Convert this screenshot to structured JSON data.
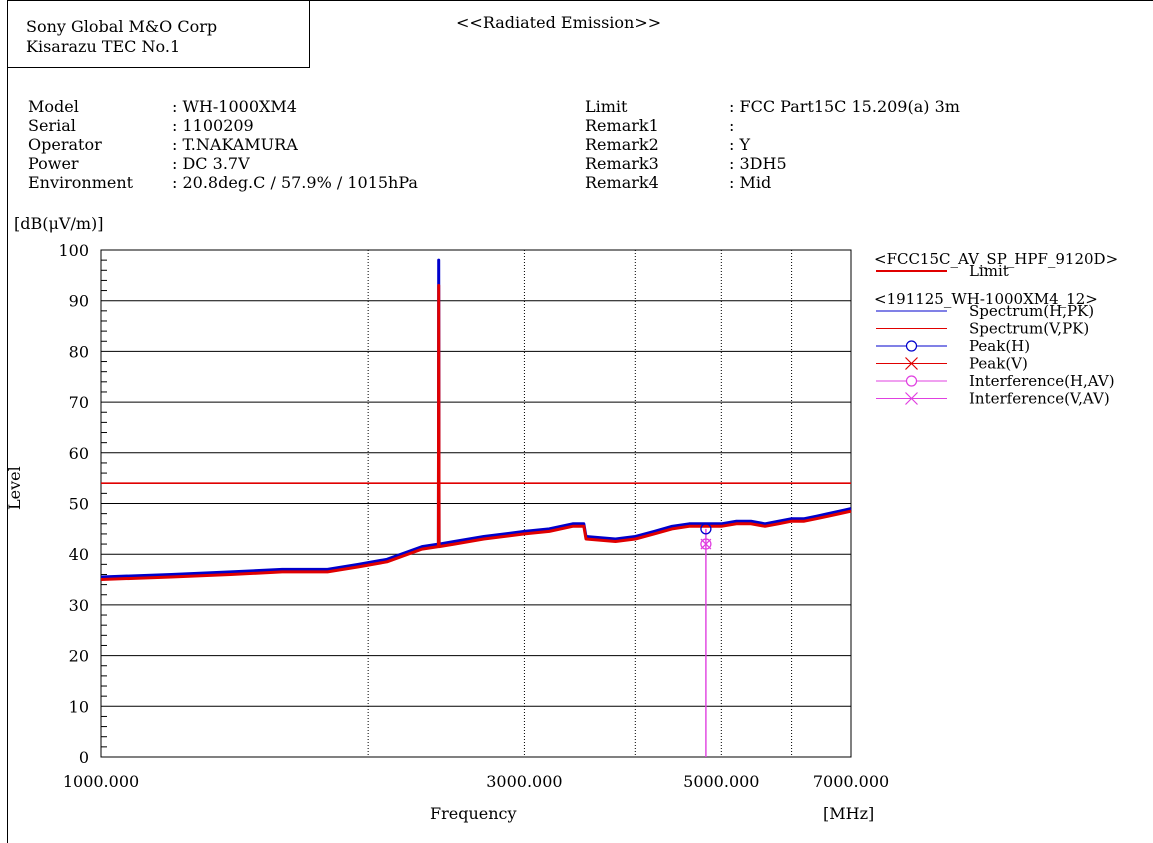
{
  "header": {
    "company_line1": "Sony Global M&O Corp",
    "company_line2": "Kisarazu TEC No.1",
    "report_title": "<<Radiated Emission>>"
  },
  "info_left": [
    {
      "label": "Model",
      "value": ": WH-1000XM4"
    },
    {
      "label": "Serial",
      "value": ": 1100209"
    },
    {
      "label": "Operator",
      "value": ": T.NAKAMURA"
    },
    {
      "label": "Power",
      "value": ": DC 3.7V"
    },
    {
      "label": "Environment",
      "value": ": 20.8deg.C / 57.9% / 1015hPa"
    }
  ],
  "info_right": [
    {
      "label": "Limit",
      "value": ": FCC Part15C 15.209(a) 3m"
    },
    {
      "label": "Remark1",
      "value": ":"
    },
    {
      "label": "Remark2",
      "value": ": Y"
    },
    {
      "label": "Remark3",
      "value": ": 3DH5"
    },
    {
      "label": "Remark4",
      "value": ": Mid"
    }
  ],
  "chart_data": {
    "type": "line",
    "ylabel": "Level",
    "yunit": "[dB(μV/m)]",
    "xlabel": "Frequency",
    "xunit": "[MHz]",
    "xscale": "log",
    "xlim": [
      1000,
      7000
    ],
    "ylim": [
      0,
      100
    ],
    "y_ticks": [
      0,
      10,
      20,
      30,
      40,
      50,
      60,
      70,
      80,
      90,
      100
    ],
    "x_tick_labels": [
      {
        "value": 1000,
        "label": "1000.000"
      },
      {
        "value": 3000,
        "label": "3000.000"
      },
      {
        "value": 5000,
        "label": "5000.000"
      },
      {
        "value": 7000,
        "label": "7000.000"
      }
    ],
    "x_gridlines": [
      2000,
      3000,
      4000,
      5000,
      6000
    ],
    "grid": true,
    "legend_position": "right",
    "legend": {
      "group1_title": "<FCC15C_AV_SP_HPF_9120D>",
      "group2_title": "<191125_WH-1000XM4_12>",
      "items": [
        {
          "name": "Limit",
          "group": 1,
          "style": "line",
          "color": "#e00000"
        },
        {
          "name": "Spectrum(H,PK)",
          "group": 2,
          "style": "line",
          "color": "#0000cc"
        },
        {
          "name": "Spectrum(V,PK)",
          "group": 2,
          "style": "line",
          "color": "#e00000"
        },
        {
          "name": "Peak(H)",
          "group": 2,
          "style": "circle",
          "color": "#0000cc"
        },
        {
          "name": "Peak(V)",
          "group": 2,
          "style": "cross",
          "color": "#e00000"
        },
        {
          "name": "Interference(H,AV)",
          "group": 2,
          "style": "circle",
          "color": "#e040e0"
        },
        {
          "name": "Interference(V,AV)",
          "group": 2,
          "style": "cross",
          "color": "#e040e0"
        }
      ]
    },
    "series": [
      {
        "name": "Limit",
        "color": "#e00000",
        "x": [
          1000,
          7000
        ],
        "y": [
          54,
          54
        ]
      },
      {
        "name": "Spectrum(H,PK)",
        "color": "#0000cc",
        "x": [
          1000,
          1200,
          1400,
          1600,
          1800,
          1950,
          2100,
          2300,
          2400,
          2402,
          2404,
          2500,
          2700,
          3000,
          3200,
          3400,
          3500,
          3520,
          3800,
          4000,
          4200,
          4400,
          4600,
          4800,
          5000,
          5200,
          5400,
          5600,
          5800,
          6000,
          6200,
          6400,
          6600,
          6800,
          7000
        ],
        "y": [
          35.5,
          36,
          36.5,
          37,
          37,
          38,
          39,
          41.5,
          42,
          98,
          42,
          42.5,
          43.5,
          44.5,
          45,
          46,
          46,
          43.5,
          43,
          43.5,
          44.5,
          45.5,
          46,
          46,
          46,
          46.5,
          46.5,
          46,
          46.5,
          47,
          47,
          47.5,
          48,
          48.5,
          49
        ]
      },
      {
        "name": "Spectrum(V,PK)",
        "color": "#e00000",
        "x": [
          1000,
          1200,
          1400,
          1600,
          1800,
          1950,
          2100,
          2300,
          2400,
          2402,
          2404,
          2500,
          2700,
          3000,
          3200,
          3400,
          3500,
          3520,
          3800,
          4000,
          4200,
          4400,
          4600,
          4800,
          5000,
          5200,
          5400,
          5600,
          5800,
          6000,
          6200,
          6400,
          6600,
          6800,
          7000
        ],
        "y": [
          35,
          35.5,
          36,
          36.5,
          36.5,
          37.5,
          38.5,
          41,
          41.5,
          93,
          41.5,
          42,
          43,
          44,
          44.5,
          45.5,
          45.5,
          43,
          42.5,
          43,
          44,
          45,
          45.5,
          45.5,
          45.5,
          46,
          46,
          45.5,
          46,
          46.5,
          46.5,
          47,
          47.5,
          48,
          48.5
        ]
      },
      {
        "name": "Interference(H,AV)",
        "color": "#e040e0",
        "x": [
          4804,
          4804,
          4804
        ],
        "y": [
          0,
          45,
          45
        ]
      }
    ],
    "markers": [
      {
        "series": "Peak(H)",
        "shape": "circle",
        "color": "#0000cc",
        "x": 4804,
        "y": 45
      },
      {
        "series": "Interference(H,AV)",
        "shape": "circle",
        "color": "#e040e0",
        "x": 4804,
        "y": 42
      },
      {
        "series": "Interference(V,AV)",
        "shape": "cross",
        "color": "#e040e0",
        "x": 4804,
        "y": 42
      }
    ]
  }
}
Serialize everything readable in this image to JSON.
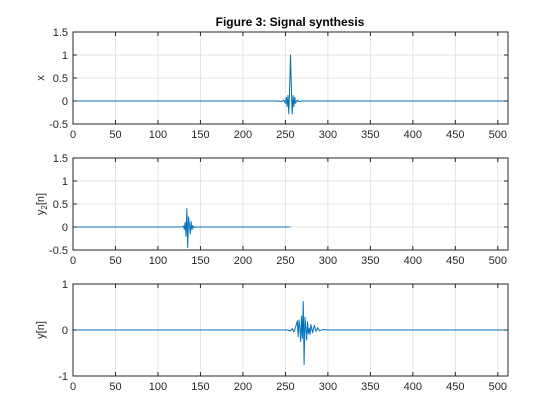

§ Task description
A faithful copy of the records above is needed, with the pictures left out.

§ Task result
Convert this screenshot to structured JSON data.
{
  "header": {
    "company_line1": "Sony Global M&O Corp",
    "company_line2": "Kisarazu TEC No.1",
    "report_title": "<<Radiated Emission>>"
  },
  "info_left": [
    {
      "label": "Model",
      "value": ": WH-1000XM4"
    },
    {
      "label": "Serial",
      "value": ": 1100209"
    },
    {
      "label": "Operator",
      "value": ": T.NAKAMURA"
    },
    {
      "label": "Power",
      "value": ": DC 3.7V"
    },
    {
      "label": "Environment",
      "value": ": 20.8deg.C / 57.9% / 1015hPa"
    }
  ],
  "info_right": [
    {
      "label": "Limit",
      "value": ": FCC Part15C 15.209(a) 3m"
    },
    {
      "label": "Remark1",
      "value": ":"
    },
    {
      "label": "Remark2",
      "value": ": Y"
    },
    {
      "label": "Remark3",
      "value": ": 3DH5"
    },
    {
      "label": "Remark4",
      "value": ": Mid"
    }
  ],
  "chart_data": {
    "type": "line",
    "ylabel": "Level",
    "yunit": "[dB(μV/m)]",
    "xlabel": "Frequency",
    "xunit": "[MHz]",
    "xscale": "log",
    "xlim": [
      1000,
      7000
    ],
    "ylim": [
      0,
      100
    ],
    "y_ticks": [
      0,
      10,
      20,
      30,
      40,
      50,
      60,
      70,
      80,
      90,
      100
    ],
    "x_tick_labels": [
      {
        "value": 1000,
        "label": "1000.000"
      },
      {
        "value": 3000,
        "label": "3000.000"
      },
      {
        "value": 5000,
        "label": "5000.000"
      },
      {
        "value": 7000,
        "label": "7000.000"
      }
    ],
    "x_gridlines": [
      2000,
      3000,
      4000,
      5000,
      6000
    ],
    "grid": true,
    "legend_position": "right",
    "legend": {
      "group1_title": "<FCC15C_AV_SP_HPF_9120D>",
      "group2_title": "<191125_WH-1000XM4_12>",
      "items": [
        {
          "name": "Limit",
          "group": 1,
          "style": "line",
          "color": "#e00000"
        },
        {
          "name": "Spectrum(H,PK)",
          "group": 2,
          "style": "line",
          "color": "#0000cc"
        },
        {
          "name": "Spectrum(V,PK)",
          "group": 2,
          "style": "line",
          "color": "#e00000"
        },
        {
          "name": "Peak(H)",
          "group": 2,
          "style": "circle",
          "color": "#0000cc"
        },
        {
          "name": "Peak(V)",
          "group": 2,
          "style": "cross",
          "color": "#e00000"
        },
        {
          "name": "Interference(H,AV)",
          "group": 2,
          "style": "circle",
          "color": "#e040e0"
        },
        {
          "name": "Interference(V,AV)",
          "group": 2,
          "style": "cross",
          "color": "#e040e0"
        }
      ]
    },
    "series": [
      {
        "name": "Limit",
        "color": "#e00000",
        "x": [
          1000,
          7000
        ],
        "y": [
          54,
          54
        ]
      },
      {
        "name": "Spectrum(H,PK)",
        "color": "#0000cc",
        "x": [
          1000,
          1200,
          1400,
          1600,
          1800,
          1950,
          2100,
          2300,
          2400,
          2402,
          2404,
          2500,
          2700,
          3000,
          3200,
          3400,
          3500,
          3520,
          3800,
          4000,
          4200,
          4400,
          4600,
          4800,
          5000,
          5200,
          5400,
          5600,
          5800,
          6000,
          6200,
          6400,
          6600,
          6800,
          7000
        ],
        "y": [
          35.5,
          36,
          36.5,
          37,
          37,
          38,
          39,
          41.5,
          42,
          98,
          42,
          42.5,
          43.5,
          44.5,
          45,
          46,
          46,
          43.5,
          43,
          43.5,
          44.5,
          45.5,
          46,
          46,
          46,
          46.5,
          46.5,
          46,
          46.5,
          47,
          47,
          47.5,
          48,
          48.5,
          49
        ]
      },
      {
        "name": "Spectrum(V,PK)",
        "color": "#e00000",
        "x": [
          1000,
          1200,
          1400,
          1600,
          1800,
          1950,
          2100,
          2300,
          2400,
          2402,
          2404,
          2500,
          2700,
          3000,
          3200,
          3400,
          3500,
          3520,
          3800,
          4000,
          4200,
          4400,
          4600,
          4800,
          5000,
          5200,
          5400,
          5600,
          5800,
          6000,
          6200,
          6400,
          6600,
          6800,
          7000
        ],
        "y": [
          35,
          35.5,
          36,
          36.5,
          36.5,
          37.5,
          38.5,
          41,
          41.5,
          93,
          41.5,
          42,
          43,
          44,
          44.5,
          45.5,
          45.5,
          43,
          42.5,
          43,
          44,
          45,
          45.5,
          45.5,
          45.5,
          46,
          46,
          45.5,
          46,
          46.5,
          46.5,
          47,
          47.5,
          48,
          48.5
        ]
      },
      {
        "name": "Interference(H,AV)",
        "color": "#e040e0",
        "x": [
          4804,
          4804,
          4804
        ],
        "y": [
          0,
          45,
          45
        ]
      }
    ],
    "markers": [
      {
        "series": "Peak(H)",
        "shape": "circle",
        "color": "#0000cc",
        "x": 4804,
        "y": 45
      },
      {
        "series": "Interference(H,AV)",
        "shape": "circle",
        "color": "#e040e0",
        "x": 4804,
        "y": 42
      },
      {
        "series": "Interference(V,AV)",
        "shape": "cross",
        "color": "#e040e0",
        "x": 4804,
        "y": 42
      }
    ]
  }
}
Serialize everything readable in this image to JSON.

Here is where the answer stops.